◆ **Input records**
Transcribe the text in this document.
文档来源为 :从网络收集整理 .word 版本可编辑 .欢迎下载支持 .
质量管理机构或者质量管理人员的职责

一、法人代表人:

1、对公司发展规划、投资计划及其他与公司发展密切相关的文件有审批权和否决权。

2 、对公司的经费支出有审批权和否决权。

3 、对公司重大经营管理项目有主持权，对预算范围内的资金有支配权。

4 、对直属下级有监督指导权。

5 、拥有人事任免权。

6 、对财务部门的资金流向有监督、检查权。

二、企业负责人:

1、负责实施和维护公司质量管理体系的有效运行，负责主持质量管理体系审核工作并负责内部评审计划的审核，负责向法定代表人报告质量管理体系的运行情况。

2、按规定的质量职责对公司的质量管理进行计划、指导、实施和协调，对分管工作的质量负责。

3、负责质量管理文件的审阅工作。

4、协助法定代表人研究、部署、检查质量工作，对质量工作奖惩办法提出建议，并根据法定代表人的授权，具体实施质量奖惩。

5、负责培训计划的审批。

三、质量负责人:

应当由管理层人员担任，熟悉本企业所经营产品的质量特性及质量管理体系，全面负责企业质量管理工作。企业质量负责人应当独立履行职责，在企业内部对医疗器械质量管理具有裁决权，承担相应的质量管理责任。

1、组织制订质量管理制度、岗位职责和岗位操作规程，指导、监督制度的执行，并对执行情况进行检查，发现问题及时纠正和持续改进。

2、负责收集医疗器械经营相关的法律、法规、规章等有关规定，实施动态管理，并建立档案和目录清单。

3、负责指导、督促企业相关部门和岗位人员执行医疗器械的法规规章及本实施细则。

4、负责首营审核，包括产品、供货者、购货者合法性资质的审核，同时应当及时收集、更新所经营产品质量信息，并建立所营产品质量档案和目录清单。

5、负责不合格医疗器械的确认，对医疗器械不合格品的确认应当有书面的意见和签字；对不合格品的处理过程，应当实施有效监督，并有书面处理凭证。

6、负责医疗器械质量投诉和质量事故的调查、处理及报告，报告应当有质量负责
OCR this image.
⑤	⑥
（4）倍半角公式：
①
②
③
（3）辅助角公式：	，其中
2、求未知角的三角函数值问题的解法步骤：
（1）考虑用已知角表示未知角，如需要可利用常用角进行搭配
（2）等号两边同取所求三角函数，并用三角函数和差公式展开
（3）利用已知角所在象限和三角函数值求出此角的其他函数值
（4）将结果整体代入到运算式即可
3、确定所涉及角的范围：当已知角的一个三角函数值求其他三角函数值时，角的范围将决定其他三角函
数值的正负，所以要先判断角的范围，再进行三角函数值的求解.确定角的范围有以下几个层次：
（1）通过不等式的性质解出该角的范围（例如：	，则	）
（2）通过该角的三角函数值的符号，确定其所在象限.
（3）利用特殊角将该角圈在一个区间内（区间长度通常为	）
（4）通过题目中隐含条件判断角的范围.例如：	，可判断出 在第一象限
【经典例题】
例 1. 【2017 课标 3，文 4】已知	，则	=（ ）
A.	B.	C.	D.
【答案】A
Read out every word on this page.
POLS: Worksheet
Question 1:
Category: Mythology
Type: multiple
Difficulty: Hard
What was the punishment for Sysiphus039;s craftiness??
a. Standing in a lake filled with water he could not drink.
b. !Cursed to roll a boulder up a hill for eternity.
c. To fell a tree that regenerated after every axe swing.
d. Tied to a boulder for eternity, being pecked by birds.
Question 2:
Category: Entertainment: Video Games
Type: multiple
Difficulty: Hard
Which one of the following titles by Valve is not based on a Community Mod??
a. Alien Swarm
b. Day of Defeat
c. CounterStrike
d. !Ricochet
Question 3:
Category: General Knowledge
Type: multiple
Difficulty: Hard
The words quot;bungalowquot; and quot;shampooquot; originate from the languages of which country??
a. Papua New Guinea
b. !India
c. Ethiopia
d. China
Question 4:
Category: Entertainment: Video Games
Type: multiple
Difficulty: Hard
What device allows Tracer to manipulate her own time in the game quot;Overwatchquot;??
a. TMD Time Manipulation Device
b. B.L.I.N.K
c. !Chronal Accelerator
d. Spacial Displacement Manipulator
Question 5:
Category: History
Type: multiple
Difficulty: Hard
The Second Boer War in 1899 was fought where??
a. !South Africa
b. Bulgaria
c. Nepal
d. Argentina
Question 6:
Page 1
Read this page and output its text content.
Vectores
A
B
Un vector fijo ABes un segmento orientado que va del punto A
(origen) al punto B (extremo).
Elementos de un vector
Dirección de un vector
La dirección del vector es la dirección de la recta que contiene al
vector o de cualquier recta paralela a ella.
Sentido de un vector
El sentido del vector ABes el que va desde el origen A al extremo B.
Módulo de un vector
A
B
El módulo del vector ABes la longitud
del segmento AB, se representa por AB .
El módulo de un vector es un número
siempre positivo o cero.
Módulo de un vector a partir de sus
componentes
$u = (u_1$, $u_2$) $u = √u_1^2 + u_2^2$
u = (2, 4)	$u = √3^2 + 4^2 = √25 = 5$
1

◆ **Exercise brief**
Locate each line containing the string "What" and show it.

◆ **Response below**
What was the punishment for Sysiphus039;s craftiness??
What device allows Tracer to manipulate her own time in the game quot;Overwatchquot;??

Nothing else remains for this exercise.